Records excerpted from a collection
- - - -

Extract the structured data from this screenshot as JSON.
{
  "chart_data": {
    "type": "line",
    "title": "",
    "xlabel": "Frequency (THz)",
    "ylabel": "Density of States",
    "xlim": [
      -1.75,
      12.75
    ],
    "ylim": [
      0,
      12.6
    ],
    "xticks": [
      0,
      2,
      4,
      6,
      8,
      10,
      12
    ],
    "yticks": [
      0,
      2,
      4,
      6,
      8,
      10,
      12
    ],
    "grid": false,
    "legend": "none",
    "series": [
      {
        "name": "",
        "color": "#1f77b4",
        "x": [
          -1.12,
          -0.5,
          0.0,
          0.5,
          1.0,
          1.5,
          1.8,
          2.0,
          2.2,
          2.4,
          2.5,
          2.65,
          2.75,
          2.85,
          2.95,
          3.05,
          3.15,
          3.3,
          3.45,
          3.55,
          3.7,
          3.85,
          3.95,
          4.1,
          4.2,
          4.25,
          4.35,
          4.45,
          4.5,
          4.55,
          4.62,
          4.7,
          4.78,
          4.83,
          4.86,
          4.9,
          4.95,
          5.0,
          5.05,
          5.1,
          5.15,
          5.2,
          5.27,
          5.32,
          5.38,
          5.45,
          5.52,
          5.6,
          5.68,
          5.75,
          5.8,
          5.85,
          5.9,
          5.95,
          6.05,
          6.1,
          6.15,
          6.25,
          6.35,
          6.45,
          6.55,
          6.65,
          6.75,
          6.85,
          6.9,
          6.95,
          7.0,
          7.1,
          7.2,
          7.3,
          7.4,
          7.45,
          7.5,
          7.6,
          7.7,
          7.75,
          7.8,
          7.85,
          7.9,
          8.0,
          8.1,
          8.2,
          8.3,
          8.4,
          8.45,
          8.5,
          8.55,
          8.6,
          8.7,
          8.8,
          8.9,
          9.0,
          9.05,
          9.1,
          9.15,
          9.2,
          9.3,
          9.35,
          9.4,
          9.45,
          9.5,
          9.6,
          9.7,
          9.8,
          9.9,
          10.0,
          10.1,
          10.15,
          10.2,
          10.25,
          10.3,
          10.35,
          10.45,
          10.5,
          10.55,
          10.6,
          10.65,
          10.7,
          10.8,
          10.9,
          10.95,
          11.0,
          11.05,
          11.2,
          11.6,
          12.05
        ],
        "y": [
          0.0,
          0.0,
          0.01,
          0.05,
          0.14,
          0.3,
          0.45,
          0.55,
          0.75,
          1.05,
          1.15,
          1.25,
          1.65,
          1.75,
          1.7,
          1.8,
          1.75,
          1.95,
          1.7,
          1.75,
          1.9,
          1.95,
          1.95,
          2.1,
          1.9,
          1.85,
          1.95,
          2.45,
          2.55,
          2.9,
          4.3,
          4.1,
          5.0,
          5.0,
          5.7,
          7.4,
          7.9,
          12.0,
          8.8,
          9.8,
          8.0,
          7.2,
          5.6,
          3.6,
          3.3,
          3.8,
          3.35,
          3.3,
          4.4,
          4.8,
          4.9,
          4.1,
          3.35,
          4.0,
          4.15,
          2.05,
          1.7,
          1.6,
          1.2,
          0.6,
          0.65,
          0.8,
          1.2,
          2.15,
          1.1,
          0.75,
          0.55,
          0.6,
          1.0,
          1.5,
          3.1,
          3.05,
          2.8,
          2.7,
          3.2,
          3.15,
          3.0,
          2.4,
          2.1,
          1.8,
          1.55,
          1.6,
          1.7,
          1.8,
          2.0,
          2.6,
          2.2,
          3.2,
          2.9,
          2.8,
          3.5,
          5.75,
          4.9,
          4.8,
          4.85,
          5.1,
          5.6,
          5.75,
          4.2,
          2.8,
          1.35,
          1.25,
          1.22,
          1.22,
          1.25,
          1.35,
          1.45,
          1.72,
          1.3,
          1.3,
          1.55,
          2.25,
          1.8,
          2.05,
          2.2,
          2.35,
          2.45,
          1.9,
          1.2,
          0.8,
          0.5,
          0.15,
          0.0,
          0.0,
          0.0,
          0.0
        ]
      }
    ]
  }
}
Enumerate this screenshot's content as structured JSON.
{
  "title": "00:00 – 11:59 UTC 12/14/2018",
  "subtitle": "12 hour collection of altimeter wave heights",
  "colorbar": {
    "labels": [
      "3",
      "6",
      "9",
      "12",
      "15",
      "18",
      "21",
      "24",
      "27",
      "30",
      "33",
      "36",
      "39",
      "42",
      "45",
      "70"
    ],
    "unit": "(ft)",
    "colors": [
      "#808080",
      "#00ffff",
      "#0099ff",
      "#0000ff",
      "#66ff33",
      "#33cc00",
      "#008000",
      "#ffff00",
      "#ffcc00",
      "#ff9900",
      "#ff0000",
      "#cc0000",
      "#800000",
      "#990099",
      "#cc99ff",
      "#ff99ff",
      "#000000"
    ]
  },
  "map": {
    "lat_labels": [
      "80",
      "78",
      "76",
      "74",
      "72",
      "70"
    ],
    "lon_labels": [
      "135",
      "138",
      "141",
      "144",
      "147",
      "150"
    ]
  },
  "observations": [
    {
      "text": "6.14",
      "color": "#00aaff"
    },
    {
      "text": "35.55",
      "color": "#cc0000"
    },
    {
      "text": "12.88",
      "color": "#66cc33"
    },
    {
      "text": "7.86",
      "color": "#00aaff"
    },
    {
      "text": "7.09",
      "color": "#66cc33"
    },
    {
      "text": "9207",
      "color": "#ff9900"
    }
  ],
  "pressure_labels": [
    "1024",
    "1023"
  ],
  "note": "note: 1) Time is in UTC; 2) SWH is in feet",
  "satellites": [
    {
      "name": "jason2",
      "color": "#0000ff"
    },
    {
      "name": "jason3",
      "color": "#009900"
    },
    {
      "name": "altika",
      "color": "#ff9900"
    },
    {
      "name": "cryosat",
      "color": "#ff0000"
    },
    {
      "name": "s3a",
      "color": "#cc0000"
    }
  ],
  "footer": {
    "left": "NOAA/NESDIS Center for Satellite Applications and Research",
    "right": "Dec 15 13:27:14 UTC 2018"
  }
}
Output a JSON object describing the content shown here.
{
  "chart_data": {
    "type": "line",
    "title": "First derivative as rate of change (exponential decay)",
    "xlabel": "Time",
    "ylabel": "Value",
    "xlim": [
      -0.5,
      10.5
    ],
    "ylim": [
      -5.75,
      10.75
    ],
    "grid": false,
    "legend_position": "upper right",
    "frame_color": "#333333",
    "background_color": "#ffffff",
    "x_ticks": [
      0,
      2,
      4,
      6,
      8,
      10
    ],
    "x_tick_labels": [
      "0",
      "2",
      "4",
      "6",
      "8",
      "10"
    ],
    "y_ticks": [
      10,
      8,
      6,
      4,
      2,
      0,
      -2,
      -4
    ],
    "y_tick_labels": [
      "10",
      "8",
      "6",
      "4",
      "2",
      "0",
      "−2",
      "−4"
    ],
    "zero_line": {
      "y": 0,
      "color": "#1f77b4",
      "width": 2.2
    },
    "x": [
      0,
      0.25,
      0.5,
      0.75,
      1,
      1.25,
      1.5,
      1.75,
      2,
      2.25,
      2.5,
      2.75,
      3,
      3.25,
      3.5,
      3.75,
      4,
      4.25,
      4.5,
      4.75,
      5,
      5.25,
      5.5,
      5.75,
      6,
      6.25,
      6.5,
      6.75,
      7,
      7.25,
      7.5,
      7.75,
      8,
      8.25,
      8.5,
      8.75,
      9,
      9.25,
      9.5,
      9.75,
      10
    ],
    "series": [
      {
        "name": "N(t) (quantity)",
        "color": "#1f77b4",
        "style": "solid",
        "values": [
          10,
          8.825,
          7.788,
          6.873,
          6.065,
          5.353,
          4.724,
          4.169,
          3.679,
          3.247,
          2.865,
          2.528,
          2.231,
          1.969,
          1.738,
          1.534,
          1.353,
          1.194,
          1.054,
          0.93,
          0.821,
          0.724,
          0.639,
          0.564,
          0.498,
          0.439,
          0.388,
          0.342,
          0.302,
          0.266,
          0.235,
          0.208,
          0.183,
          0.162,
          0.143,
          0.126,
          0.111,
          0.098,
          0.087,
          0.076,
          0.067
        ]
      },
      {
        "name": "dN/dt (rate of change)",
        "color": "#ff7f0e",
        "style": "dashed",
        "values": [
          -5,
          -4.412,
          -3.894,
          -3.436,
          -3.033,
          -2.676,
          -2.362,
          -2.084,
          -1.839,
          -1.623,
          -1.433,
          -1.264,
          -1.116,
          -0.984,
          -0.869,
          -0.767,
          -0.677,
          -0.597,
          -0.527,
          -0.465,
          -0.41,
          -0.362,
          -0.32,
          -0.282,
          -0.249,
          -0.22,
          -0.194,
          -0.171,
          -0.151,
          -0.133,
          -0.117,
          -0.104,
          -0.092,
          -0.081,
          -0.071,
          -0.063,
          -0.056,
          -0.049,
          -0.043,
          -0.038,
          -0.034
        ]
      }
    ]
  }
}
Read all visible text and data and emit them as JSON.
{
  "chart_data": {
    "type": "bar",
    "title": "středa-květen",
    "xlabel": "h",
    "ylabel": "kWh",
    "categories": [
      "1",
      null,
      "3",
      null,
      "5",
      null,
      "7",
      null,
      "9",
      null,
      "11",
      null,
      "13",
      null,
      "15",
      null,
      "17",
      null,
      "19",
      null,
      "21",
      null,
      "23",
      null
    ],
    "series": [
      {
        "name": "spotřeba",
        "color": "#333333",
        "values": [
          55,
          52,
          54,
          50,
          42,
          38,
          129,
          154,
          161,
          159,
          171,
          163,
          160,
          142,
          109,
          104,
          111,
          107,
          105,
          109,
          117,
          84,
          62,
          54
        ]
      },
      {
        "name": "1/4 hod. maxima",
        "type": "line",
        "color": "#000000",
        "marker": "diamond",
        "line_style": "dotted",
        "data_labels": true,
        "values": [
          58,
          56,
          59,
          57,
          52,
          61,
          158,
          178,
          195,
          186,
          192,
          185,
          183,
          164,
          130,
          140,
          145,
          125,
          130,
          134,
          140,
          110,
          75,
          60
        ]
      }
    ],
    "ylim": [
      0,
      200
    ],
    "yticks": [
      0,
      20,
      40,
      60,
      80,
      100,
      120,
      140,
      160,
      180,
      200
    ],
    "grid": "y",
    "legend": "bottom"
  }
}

- - - -

To be done:
Where a line contains the string "name", extract that line.

Exercise result:
        "name": "",
      "name": "jason2",
      "name": "jason3",
      "name": "altika",
      "name": "cryosat",
      "name": "s3a",
        "name": "N(t) (quantity)",
        "name": "dN/dt (rate of change)",
        "name": "spotřeba",
        "name": "1/4 hod. maxima",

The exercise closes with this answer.